(Extracted records)
··········
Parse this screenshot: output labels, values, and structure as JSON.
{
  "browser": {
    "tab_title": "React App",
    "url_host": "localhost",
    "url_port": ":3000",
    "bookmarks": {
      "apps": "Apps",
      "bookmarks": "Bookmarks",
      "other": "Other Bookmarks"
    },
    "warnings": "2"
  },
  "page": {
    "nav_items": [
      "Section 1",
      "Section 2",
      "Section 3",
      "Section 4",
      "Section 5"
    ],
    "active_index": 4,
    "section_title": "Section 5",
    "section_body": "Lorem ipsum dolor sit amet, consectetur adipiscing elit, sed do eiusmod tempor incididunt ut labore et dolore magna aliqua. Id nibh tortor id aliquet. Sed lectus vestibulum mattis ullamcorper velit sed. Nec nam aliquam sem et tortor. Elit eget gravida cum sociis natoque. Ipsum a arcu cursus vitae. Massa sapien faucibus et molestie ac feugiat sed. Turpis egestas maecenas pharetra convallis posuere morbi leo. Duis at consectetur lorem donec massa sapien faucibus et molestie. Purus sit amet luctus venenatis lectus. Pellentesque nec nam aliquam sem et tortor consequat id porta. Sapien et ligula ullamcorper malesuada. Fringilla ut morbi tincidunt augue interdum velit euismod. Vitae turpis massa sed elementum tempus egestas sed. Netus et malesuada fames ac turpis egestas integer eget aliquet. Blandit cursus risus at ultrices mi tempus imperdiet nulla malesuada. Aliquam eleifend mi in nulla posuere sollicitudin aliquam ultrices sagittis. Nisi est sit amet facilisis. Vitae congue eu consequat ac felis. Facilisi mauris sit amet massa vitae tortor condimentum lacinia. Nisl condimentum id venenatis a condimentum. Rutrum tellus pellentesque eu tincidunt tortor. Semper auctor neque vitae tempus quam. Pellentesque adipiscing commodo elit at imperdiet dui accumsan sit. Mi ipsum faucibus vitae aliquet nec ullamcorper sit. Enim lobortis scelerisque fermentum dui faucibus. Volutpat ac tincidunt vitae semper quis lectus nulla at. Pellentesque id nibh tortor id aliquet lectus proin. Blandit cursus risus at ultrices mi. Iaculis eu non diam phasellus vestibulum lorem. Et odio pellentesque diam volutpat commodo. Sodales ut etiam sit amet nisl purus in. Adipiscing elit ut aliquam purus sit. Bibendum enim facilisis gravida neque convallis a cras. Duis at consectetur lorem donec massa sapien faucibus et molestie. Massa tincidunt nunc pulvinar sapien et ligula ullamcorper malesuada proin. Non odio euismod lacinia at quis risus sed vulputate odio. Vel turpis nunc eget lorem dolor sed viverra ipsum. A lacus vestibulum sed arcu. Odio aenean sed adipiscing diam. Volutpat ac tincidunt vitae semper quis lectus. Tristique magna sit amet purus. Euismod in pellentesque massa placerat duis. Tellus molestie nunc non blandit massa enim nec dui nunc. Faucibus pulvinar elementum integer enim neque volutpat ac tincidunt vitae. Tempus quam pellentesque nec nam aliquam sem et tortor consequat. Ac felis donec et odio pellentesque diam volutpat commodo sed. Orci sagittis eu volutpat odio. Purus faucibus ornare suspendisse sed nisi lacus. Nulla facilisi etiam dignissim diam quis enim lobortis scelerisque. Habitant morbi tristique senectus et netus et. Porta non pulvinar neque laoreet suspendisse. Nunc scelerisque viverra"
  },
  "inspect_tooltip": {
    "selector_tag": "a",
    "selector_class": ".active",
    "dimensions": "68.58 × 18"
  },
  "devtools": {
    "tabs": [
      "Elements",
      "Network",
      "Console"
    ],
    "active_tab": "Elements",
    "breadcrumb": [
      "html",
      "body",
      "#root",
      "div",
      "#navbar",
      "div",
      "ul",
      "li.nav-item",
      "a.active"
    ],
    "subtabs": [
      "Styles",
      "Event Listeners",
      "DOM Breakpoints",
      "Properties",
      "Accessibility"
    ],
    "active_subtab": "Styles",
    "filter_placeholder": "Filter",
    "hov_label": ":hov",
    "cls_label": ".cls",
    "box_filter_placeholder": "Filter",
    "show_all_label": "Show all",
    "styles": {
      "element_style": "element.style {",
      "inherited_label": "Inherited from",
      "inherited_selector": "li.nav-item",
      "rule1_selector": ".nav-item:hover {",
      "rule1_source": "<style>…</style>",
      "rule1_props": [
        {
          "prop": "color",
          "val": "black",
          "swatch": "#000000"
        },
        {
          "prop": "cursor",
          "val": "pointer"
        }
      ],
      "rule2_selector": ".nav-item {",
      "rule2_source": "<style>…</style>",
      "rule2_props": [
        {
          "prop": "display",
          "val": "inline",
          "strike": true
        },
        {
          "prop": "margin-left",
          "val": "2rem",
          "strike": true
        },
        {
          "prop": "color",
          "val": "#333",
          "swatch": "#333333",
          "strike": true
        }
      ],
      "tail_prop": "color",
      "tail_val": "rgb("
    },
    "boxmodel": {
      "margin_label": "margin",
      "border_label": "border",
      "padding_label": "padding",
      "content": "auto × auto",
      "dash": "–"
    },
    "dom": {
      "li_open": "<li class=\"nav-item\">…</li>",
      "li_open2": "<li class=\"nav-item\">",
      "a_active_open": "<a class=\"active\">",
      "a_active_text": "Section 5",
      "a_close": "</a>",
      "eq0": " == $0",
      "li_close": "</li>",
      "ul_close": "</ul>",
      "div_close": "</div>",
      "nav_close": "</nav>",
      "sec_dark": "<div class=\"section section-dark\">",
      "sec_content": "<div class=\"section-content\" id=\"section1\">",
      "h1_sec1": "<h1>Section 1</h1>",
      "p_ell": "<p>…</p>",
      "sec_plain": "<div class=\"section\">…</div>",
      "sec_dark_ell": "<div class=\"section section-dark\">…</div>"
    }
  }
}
··········
- [What this task involves]
Write out every entry word for word.

- [Output]
Parse this screenshot: output labels, values, and structure as JSON.
{
  "browser": {
    "tab_title": "React App",
    "url_host": "localhost",
    "url_port": ":3000",
    "bookmarks": {
      "apps": "Apps",
      "bookmarks": "Bookmarks",
      "other": "Other Bookmarks"
    },
    "warnings": "2"
  },
  "page": {
    "nav_items": [
      "Section 1",
      "Section 2",
      "Section 3",
      "Section 4",
      "Section 5"
    ],
    "active_index": 4,
    "section_title": "Section 5",
    "section_body": "Lorem ipsum dolor sit amet, consectetur adipiscing elit, sed do eiusmod tempor incididunt ut labore et dolore magna aliqua. Id nibh tortor id aliquet. Sed lectus vestibulum mattis ullamcorper velit sed. Nec nam aliquam sem et tortor. Elit eget gravida cum sociis natoque. Ipsum a arcu cursus vitae. Massa sapien faucibus et molestie ac feugiat sed. Turpis egestas maecenas pharetra convallis posuere morbi leo. Duis at consectetur lorem donec massa sapien faucibus et molestie. Purus sit amet luctus venenatis lectus. Pellentesque nec nam aliquam sem et tortor consequat id porta. Sapien et ligula ullamcorper malesuada. Fringilla ut morbi tincidunt augue interdum velit euismod. Vitae turpis massa sed elementum tempus egestas sed. Netus et malesuada fames ac turpis egestas integer eget aliquet. Blandit cursus risus at ultrices mi tempus imperdiet nulla malesuada. Aliquam eleifend mi in nulla posuere sollicitudin aliquam ultrices sagittis. Nisi est sit amet facilisis. Vitae congue eu consequat ac felis. Facilisi mauris sit amet massa vitae tortor condimentum lacinia. Nisl condimentum id venenatis a condimentum. Rutrum tellus pellentesque eu tincidunt tortor. Semper auctor neque vitae tempus quam. Pellentesque adipiscing commodo elit at imperdiet dui accumsan sit. Mi ipsum faucibus vitae aliquet nec ullamcorper sit. Enim lobortis scelerisque fermentum dui faucibus. Volutpat ac tincidunt vitae semper quis lectus nulla at. Pellentesque id nibh tortor id aliquet lectus proin. Blandit cursus risus at ultrices mi. Iaculis eu non diam phasellus vestibulum lorem. Et odio pellentesque diam volutpat commodo. Sodales ut etiam sit amet nisl purus in. Adipiscing elit ut aliquam purus sit. Bibendum enim facilisis gravida neque convallis a cras. Duis at consectetur lorem donec massa sapien faucibus et molestie. Massa tincidunt nunc pulvinar sapien et ligula ullamcorper malesuada proin. Non odio euismod lacinia at quis risus sed vulputate odio. Vel turpis nunc eget lorem dolor sed viverra ipsum. A lacus vestibulum sed arcu. Odio aenean sed adipiscing diam. Volutpat ac tincidunt vitae semper quis lectus. Tristique magna sit amet purus. Euismod in pellentesque massa placerat duis. Tellus molestie nunc non blandit massa enim nec dui nunc. Faucibus pulvinar elementum integer enim neque volutpat ac tincidunt vitae. Tempus quam pellentesque nec nam aliquam sem et tortor consequat. Ac felis donec et odio pellentesque diam volutpat commodo sed. Orci sagittis eu volutpat odio. Purus faucibus ornare suspendisse sed nisi lacus. Nulla facilisi etiam dignissim diam quis enim lobortis scelerisque. Habitant morbi tristique senectus et netus et. Porta non pulvinar neque laoreet suspendisse. Nunc scelerisque viverra"
  },
  "inspect_tooltip": {
    "selector_tag": "a",
    "selector_class": ".active",
    "dimensions": "68.58 × 18"
  },
  "devtools": {
    "tabs": [
      "Elements",
      "Network",
      "Console"
    ],
    "active_tab": "Elements",
    "breadcrumb": [
      "html",
      "body",
      "#root",
      "div",
      "#navbar",
      "div",
      "ul",
      "li.nav-item",
      "a.active"
    ],
    "subtabs": [
      "Styles",
      "Event Listeners",
      "DOM Breakpoints",
      "Properties",
      "Accessibility"
    ],
    "active_subtab": "Styles",
    "filter_placeholder": "Filter",
    "hov_label": ":hov",
    "cls_label": ".cls",
    "box_filter_placeholder": "Filter",
    "show_all_label": "Show all",
    "styles": {
      "element_style": "element.style {",
      "inherited_label": "Inherited from",
      "inherited_selector": "li.nav-item",
      "rule1_selector": ".nav-item:hover {",
      "rule1_source": "<style>…</style>",
      "rule1_props": [
        {
          "prop": "color",
          "val": "black",
          "swatch": "#000000"
        },
        {
          "prop": "cursor",
          "val": "pointer"
        }
      ],
      "rule2_selector": ".nav-item {",
      "rule2_source": "<style>…</style>",
      "rule2_props": [
        {
          "prop": "display",
          "val": "inline",
          "strike": true
        },
        {
          "prop": "margin-left",
          "val": "2rem",
          "strike": true
        },
        {
          "prop": "color",
          "val": "#333",
          "swatch": "#333333",
          "strike": true
        }
      ],
      "tail_prop": "color",
      "tail_val": "rgb("
    },
    "boxmodel": {
      "margin_label": "margin",
      "border_label": "border",
      "padding_label": "padding",
      "content": "auto × auto",
      "dash": "–"
    },
    "dom": {
      "li_open": "<li class=\"nav-item\">…</li>",
      "li_open2": "<li class=\"nav-item\">",
      "a_active_open": "<a class=\"active\">",
      "a_active_text": "Section 5",
      "a_close": "</a>",
      "eq0": " == $0",
      "li_close": "</li>",
      "ul_close": "</ul>",
      "div_close": "</div>",
      "nav_close": "</nav>",
      "sec_dark": "<div class=\"section section-dark\">",
      "sec_content": "<div class=\"section-content\" id=\"section1\">",
      "h1_sec1": "<h1>Section 1</h1>",
      "p_ell": "<p>…</p>",
      "sec_plain": "<div class=\"section\">…</div>",
      "sec_dark_ell": "<div class=\"section section-dark\">…</div>"
    }
  }
}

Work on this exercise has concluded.